(Collected data)

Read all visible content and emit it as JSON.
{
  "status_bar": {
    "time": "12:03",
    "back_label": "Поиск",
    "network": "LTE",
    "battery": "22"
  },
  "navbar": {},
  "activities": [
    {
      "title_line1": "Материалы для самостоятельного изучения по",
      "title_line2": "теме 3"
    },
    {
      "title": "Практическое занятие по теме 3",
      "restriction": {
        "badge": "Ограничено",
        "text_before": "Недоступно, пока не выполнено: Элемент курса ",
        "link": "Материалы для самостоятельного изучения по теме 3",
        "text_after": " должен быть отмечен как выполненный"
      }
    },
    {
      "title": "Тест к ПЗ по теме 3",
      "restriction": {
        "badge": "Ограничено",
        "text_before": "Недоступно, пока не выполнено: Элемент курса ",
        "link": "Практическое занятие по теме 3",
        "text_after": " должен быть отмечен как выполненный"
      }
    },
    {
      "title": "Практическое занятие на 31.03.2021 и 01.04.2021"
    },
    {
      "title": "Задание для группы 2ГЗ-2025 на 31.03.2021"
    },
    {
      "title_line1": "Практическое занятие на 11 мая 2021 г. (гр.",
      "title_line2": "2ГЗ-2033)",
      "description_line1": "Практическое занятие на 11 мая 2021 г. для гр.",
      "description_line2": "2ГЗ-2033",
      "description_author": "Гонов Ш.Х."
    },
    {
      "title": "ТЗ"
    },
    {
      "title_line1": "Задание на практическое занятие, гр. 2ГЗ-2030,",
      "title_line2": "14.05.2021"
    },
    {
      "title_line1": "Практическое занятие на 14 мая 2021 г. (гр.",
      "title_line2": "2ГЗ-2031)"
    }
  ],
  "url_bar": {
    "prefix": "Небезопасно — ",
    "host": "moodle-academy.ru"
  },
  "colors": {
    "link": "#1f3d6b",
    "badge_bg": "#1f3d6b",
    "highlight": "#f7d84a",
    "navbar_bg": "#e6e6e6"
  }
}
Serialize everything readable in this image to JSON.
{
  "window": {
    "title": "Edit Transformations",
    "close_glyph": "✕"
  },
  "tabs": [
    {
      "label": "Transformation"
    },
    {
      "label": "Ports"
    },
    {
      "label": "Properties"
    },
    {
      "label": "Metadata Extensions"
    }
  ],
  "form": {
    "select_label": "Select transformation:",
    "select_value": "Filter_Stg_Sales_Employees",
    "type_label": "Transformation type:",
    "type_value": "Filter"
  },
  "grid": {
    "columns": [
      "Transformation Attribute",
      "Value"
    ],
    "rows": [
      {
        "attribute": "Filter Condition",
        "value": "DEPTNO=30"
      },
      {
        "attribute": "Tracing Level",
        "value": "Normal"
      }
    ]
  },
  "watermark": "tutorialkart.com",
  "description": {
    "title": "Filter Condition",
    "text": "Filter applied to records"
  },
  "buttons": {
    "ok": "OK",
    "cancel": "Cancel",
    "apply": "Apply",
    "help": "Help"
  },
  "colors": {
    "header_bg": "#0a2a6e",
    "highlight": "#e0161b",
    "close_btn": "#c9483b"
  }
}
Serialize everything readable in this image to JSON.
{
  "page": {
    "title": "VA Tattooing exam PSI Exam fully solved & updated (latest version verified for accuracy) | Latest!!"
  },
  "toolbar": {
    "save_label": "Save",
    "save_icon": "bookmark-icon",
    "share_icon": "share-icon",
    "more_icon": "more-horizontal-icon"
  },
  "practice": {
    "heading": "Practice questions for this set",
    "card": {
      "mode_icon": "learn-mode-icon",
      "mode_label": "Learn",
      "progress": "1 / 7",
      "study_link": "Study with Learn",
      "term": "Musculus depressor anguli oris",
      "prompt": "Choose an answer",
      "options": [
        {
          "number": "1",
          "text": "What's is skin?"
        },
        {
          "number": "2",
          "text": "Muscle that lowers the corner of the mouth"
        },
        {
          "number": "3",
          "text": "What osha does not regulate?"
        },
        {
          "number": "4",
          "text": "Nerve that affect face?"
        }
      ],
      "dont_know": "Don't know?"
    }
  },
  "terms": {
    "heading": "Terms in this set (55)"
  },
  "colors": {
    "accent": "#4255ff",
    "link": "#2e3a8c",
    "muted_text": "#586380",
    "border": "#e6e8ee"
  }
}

● TASK REQUIREMENTS
Write out all the lines again, exactly as they are.

● CORRECT ANSWER
Read all visible content and emit it as JSON.
{
  "status_bar": {
    "time": "12:03",
    "back_label": "Поиск",
    "network": "LTE",
    "battery": "22"
  },
  "navbar": {},
  "activities": [
    {
      "title_line1": "Материалы для самостоятельного изучения по",
      "title_line2": "теме 3"
    },
    {
      "title": "Практическое занятие по теме 3",
      "restriction": {
        "badge": "Ограничено",
        "text_before": "Недоступно, пока не выполнено: Элемент курса ",
        "link": "Материалы для самостоятельного изучения по теме 3",
        "text_after": " должен быть отмечен как выполненный"
      }
    },
    {
      "title": "Тест к ПЗ по теме 3",
      "restriction": {
        "badge": "Ограничено",
        "text_before": "Недоступно, пока не выполнено: Элемент курса ",
        "link": "Практическое занятие по теме 3",
        "text_after": " должен быть отмечен как выполненный"
      }
    },
    {
      "title": "Практическое занятие на 31.03.2021 и 01.04.2021"
    },
    {
      "title": "Задание для группы 2ГЗ-2025 на 31.03.2021"
    },
    {
      "title_line1": "Практическое занятие на 11 мая 2021 г. (гр.",
      "title_line2": "2ГЗ-2033)",
      "description_line1": "Практическое занятие на 11 мая 2021 г. для гр.",
      "description_line2": "2ГЗ-2033",
      "description_author": "Гонов Ш.Х."
    },
    {
      "title": "ТЗ"
    },
    {
      "title_line1": "Задание на практическое занятие, гр. 2ГЗ-2030,",
      "title_line2": "14.05.2021"
    },
    {
      "title_line1": "Практическое занятие на 14 мая 2021 г. (гр.",
      "title_line2": "2ГЗ-2031)"
    }
  ],
  "url_bar": {
    "prefix": "Небезопасно — ",
    "host": "moodle-academy.ru"
  },
  "colors": {
    "link": "#1f3d6b",
    "badge_bg": "#1f3d6b",
    "highlight": "#f7d84a",
    "navbar_bg": "#e6e6e6"
  }
}
Serialize everything readable in this image to JSON.
{
  "window": {
    "title": "Edit Transformations",
    "close_glyph": "✕"
  },
  "tabs": [
    {
      "label": "Transformation"
    },
    {
      "label": "Ports"
    },
    {
      "label": "Properties"
    },
    {
      "label": "Metadata Extensions"
    }
  ],
  "form": {
    "select_label": "Select transformation:",
    "select_value": "Filter_Stg_Sales_Employees",
    "type_label": "Transformation type:",
    "type_value": "Filter"
  },
  "grid": {
    "columns": [
      "Transformation Attribute",
      "Value"
    ],
    "rows": [
      {
        "attribute": "Filter Condition",
        "value": "DEPTNO=30"
      },
      {
        "attribute": "Tracing Level",
        "value": "Normal"
      }
    ]
  },
  "watermark": "tutorialkart.com",
  "description": {
    "title": "Filter Condition",
    "text": "Filter applied to records"
  },
  "buttons": {
    "ok": "OK",
    "cancel": "Cancel",
    "apply": "Apply",
    "help": "Help"
  },
  "colors": {
    "header_bg": "#0a2a6e",
    "highlight": "#e0161b",
    "close_btn": "#c9483b"
  }
}
Serialize everything readable in this image to JSON.
{
  "page": {
    "title": "VA Tattooing exam PSI Exam fully solved & updated (latest version verified for accuracy) | Latest!!"
  },
  "toolbar": {
    "save_label": "Save",
    "save_icon": "bookmark-icon",
    "share_icon": "share-icon",
    "more_icon": "more-horizontal-icon"
  },
  "practice": {
    "heading": "Practice questions for this set",
    "card": {
      "mode_icon": "learn-mode-icon",
      "mode_label": "Learn",
      "progress": "1 / 7",
      "study_link": "Study with Learn",
      "term": "Musculus depressor anguli oris",
      "prompt": "Choose an answer",
      "options": [
        {
          "number": "1",
          "text": "What's is skin?"
        },
        {
          "number": "2",
          "text": "Muscle that lowers the corner of the mouth"
        },
        {
          "number": "3",
          "text": "What osha does not regulate?"
        },
        {
          "number": "4",
          "text": "Nerve that affect face?"
        }
      ],
      "dont_know": "Don't know?"
    }
  },
  "terms": {
    "heading": "Terms in this set (55)"
  },
  "colors": {
    "accent": "#4255ff",
    "link": "#2e3a8c",
    "muted_text": "#586380",
    "border": "#e6e8ee"
  }
}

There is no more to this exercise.